Each entry below is to be written out exactly, and the pictures are to be left out.
★ ★ ★ ★ ★
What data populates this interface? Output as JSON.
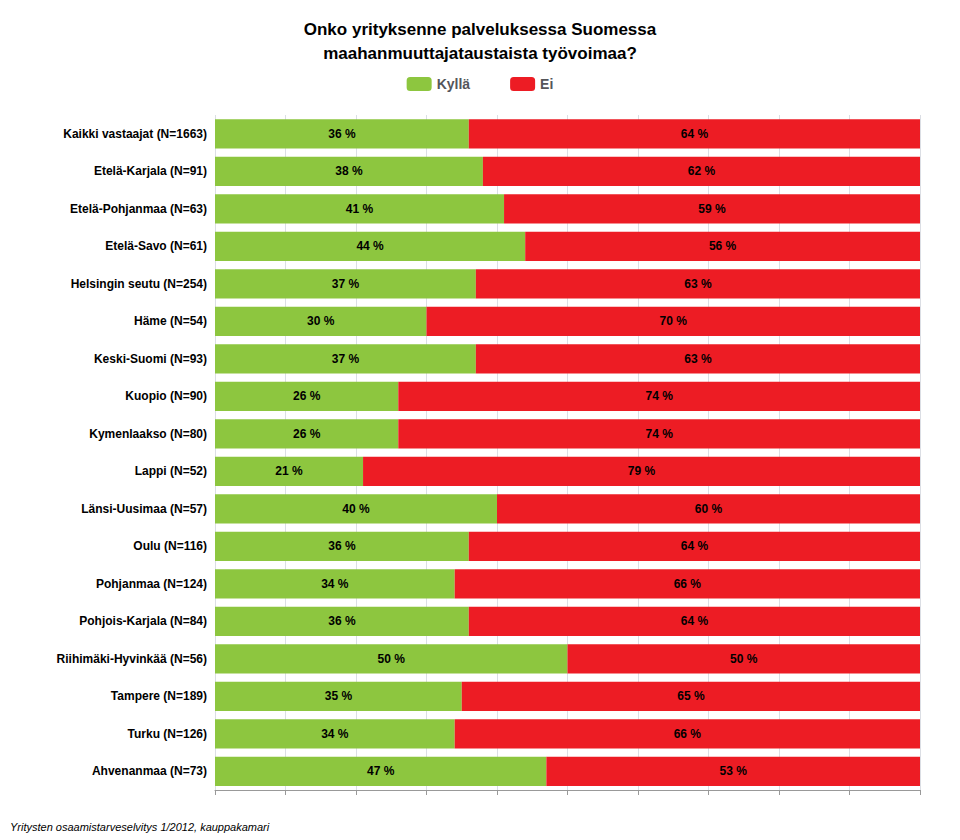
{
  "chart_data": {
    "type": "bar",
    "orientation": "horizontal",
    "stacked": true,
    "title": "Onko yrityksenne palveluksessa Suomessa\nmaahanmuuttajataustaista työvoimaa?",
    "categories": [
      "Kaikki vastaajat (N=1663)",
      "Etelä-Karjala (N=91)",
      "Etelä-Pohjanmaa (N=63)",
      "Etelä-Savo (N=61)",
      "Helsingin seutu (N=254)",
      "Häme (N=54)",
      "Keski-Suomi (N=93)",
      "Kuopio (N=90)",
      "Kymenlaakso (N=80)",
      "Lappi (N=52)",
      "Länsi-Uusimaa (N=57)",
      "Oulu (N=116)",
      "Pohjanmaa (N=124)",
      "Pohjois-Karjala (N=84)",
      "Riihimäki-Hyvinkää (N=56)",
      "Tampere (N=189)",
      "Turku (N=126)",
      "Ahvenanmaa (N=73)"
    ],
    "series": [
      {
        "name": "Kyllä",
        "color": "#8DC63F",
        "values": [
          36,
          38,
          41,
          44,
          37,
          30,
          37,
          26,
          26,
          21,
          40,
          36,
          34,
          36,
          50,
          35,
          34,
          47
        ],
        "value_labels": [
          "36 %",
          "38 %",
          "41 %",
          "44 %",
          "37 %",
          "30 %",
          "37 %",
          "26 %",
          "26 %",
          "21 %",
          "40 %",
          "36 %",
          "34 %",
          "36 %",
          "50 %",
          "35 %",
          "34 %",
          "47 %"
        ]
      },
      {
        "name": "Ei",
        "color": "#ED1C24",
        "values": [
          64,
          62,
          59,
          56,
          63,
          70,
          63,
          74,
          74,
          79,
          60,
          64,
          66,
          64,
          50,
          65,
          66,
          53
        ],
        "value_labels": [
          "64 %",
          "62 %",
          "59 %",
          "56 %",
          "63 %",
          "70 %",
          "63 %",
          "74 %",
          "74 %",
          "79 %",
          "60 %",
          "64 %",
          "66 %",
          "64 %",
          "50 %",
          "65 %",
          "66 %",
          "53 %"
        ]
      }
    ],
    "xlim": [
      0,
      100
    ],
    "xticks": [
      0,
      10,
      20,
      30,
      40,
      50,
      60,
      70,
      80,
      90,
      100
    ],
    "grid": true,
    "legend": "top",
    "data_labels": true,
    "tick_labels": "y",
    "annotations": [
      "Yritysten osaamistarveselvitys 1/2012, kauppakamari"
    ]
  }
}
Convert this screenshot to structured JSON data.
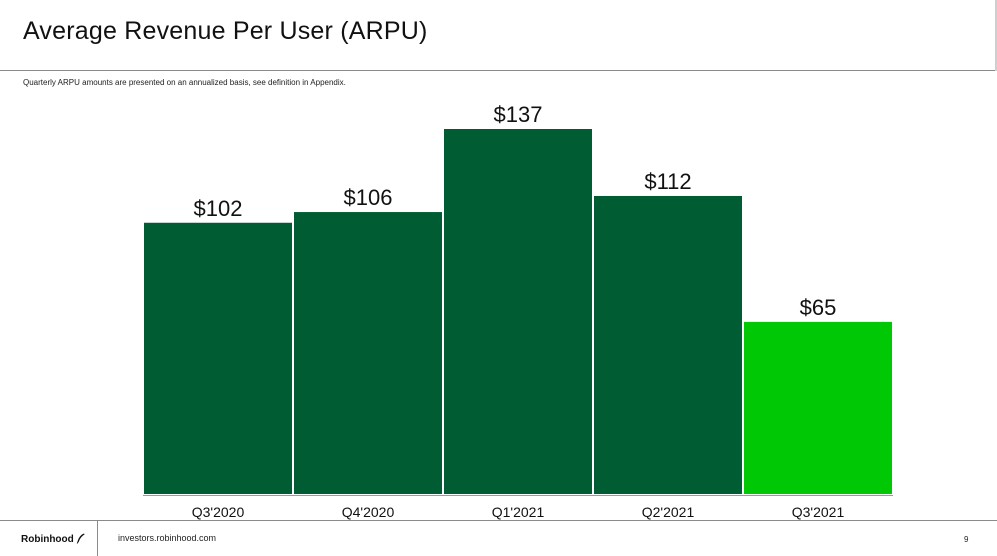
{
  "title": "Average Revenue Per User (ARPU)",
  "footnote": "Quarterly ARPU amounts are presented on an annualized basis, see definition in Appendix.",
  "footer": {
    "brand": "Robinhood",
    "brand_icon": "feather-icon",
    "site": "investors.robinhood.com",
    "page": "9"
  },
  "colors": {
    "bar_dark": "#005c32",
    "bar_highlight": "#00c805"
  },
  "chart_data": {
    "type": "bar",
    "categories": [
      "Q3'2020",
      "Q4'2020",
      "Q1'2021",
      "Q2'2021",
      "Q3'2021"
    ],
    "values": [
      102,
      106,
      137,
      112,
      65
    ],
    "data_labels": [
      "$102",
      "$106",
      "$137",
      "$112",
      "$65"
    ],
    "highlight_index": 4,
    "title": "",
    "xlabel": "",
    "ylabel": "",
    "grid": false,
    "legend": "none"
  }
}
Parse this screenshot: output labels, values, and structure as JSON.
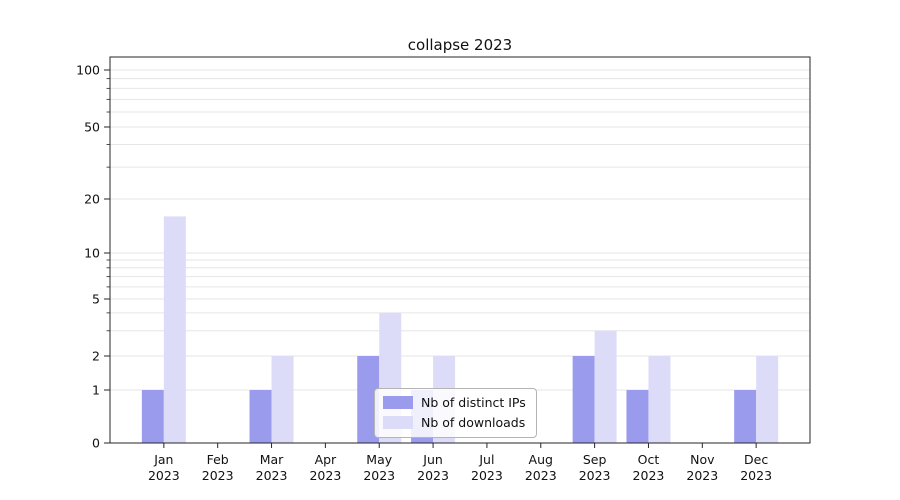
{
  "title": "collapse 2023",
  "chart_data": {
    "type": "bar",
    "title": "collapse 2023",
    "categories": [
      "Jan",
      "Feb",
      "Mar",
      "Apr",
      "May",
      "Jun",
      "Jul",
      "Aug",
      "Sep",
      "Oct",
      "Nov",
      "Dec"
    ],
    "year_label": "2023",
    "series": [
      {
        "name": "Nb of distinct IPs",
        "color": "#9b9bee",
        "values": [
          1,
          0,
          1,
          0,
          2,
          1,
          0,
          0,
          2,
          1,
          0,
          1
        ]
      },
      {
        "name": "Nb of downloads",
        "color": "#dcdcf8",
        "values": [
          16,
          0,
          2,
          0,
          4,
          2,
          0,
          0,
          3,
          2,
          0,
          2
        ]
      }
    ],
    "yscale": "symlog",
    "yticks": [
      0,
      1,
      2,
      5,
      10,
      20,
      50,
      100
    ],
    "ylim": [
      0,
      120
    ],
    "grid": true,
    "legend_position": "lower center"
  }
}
★ ★ ★ ★ ★
#### [FINISHED EXERCISE]
What data populates this interface? Output as JSON.
{
  "chart_data": {
    "type": "bar",
    "orientation": "horizontal",
    "stacked": true,
    "title": "Onko yrityksenne palveluksessa Suomessa\nmaahanmuuttajataustaista työvoimaa?",
    "categories": [
      "Kaikki vastaajat (N=1663)",
      "Etelä-Karjala (N=91)",
      "Etelä-Pohjanmaa (N=63)",
      "Etelä-Savo (N=61)",
      "Helsingin seutu (N=254)",
      "Häme (N=54)",
      "Keski-Suomi (N=93)",
      "Kuopio (N=90)",
      "Kymenlaakso (N=80)",
      "Lappi (N=52)",
      "Länsi-Uusimaa (N=57)",
      "Oulu (N=116)",
      "Pohjanmaa (N=124)",
      "Pohjois-Karjala (N=84)",
      "Riihimäki-Hyvinkää (N=56)",
      "Tampere (N=189)",
      "Turku (N=126)",
      "Ahvenanmaa (N=73)"
    ],
    "series": [
      {
        "name": "Kyllä",
        "color": "#8DC63F",
        "values": [
          36,
          38,
          41,
          44,
          37,
          30,
          37,
          26,
          26,
          21,
          40,
          36,
          34,
          36,
          50,
          35,
          34,
          47
        ],
        "value_labels": [
          "36 %",
          "38 %",
          "41 %",
          "44 %",
          "37 %",
          "30 %",
          "37 %",
          "26 %",
          "26 %",
          "21 %",
          "40 %",
          "36 %",
          "34 %",
          "36 %",
          "50 %",
          "35 %",
          "34 %",
          "47 %"
        ]
      },
      {
        "name": "Ei",
        "color": "#ED1C24",
        "values": [
          64,
          62,
          59,
          56,
          63,
          70,
          63,
          74,
          74,
          79,
          60,
          64,
          66,
          64,
          50,
          65,
          66,
          53
        ],
        "value_labels": [
          "64 %",
          "62 %",
          "59 %",
          "56 %",
          "63 %",
          "70 %",
          "63 %",
          "74 %",
          "74 %",
          "79 %",
          "60 %",
          "64 %",
          "66 %",
          "64 %",
          "50 %",
          "65 %",
          "66 %",
          "53 %"
        ]
      }
    ],
    "xlim": [
      0,
      100
    ],
    "xticks": [
      0,
      10,
      20,
      30,
      40,
      50,
      60,
      70,
      80,
      90,
      100
    ],
    "grid": true,
    "legend": "top",
    "data_labels": true,
    "tick_labels": "y",
    "annotations": [
      "Yritysten osaamistarveselvitys 1/2012, kauppakamari"
    ]
  }
}
Convert this screenshot to structured JSON data.
{
  "title": "Average Revenue Per User (ARPU)",
  "footnote": "Quarterly ARPU amounts are presented on an annualized basis, see definition in Appendix.",
  "footer": {
    "brand": "Robinhood",
    "brand_icon": "feather-icon",
    "site": "investors.robinhood.com",
    "page": "9"
  },
  "colors": {
    "bar_dark": "#005c32",
    "bar_highlight": "#00c805"
  },
  "chart_data": {
    "type": "bar",
    "categories": [
      "Q3'2020",
      "Q4'2020",
      "Q1'2021",
      "Q2'2021",
      "Q3'2021"
    ],
    "values": [
      102,
      106,
      137,
      112,
      65
    ],
    "data_labels": [
      "$102",
      "$106",
      "$137",
      "$112",
      "$65"
    ],
    "highlight_index": 4,
    "title": "",
    "xlabel": "",
    "ylabel": "",
    "grid": false,
    "legend": "none"
  }
}
Parse this screenshot: output labels, values, and structure as JSON.
{
  "title": "collapse 2023",
  "chart_data": {
    "type": "bar",
    "title": "collapse 2023",
    "categories": [
      "Jan",
      "Feb",
      "Mar",
      "Apr",
      "May",
      "Jun",
      "Jul",
      "Aug",
      "Sep",
      "Oct",
      "Nov",
      "Dec"
    ],
    "year_label": "2023",
    "series": [
      {
        "name": "Nb of distinct IPs",
        "color": "#9b9bee",
        "values": [
          1,
          0,
          1,
          0,
          2,
          1,
          0,
          0,
          2,
          1,
          0,
          1
        ]
      },
      {
        "name": "Nb of downloads",
        "color": "#dcdcf8",
        "values": [
          16,
          0,
          2,
          0,
          4,
          2,
          0,
          0,
          3,
          2,
          0,
          2
        ]
      }
    ],
    "yscale": "symlog",
    "yticks": [
      0,
      1,
      2,
      5,
      10,
      20,
      50,
      100
    ],
    "ylim": [
      0,
      120
    ],
    "grid": true,
    "legend_position": "lower center"
  }
}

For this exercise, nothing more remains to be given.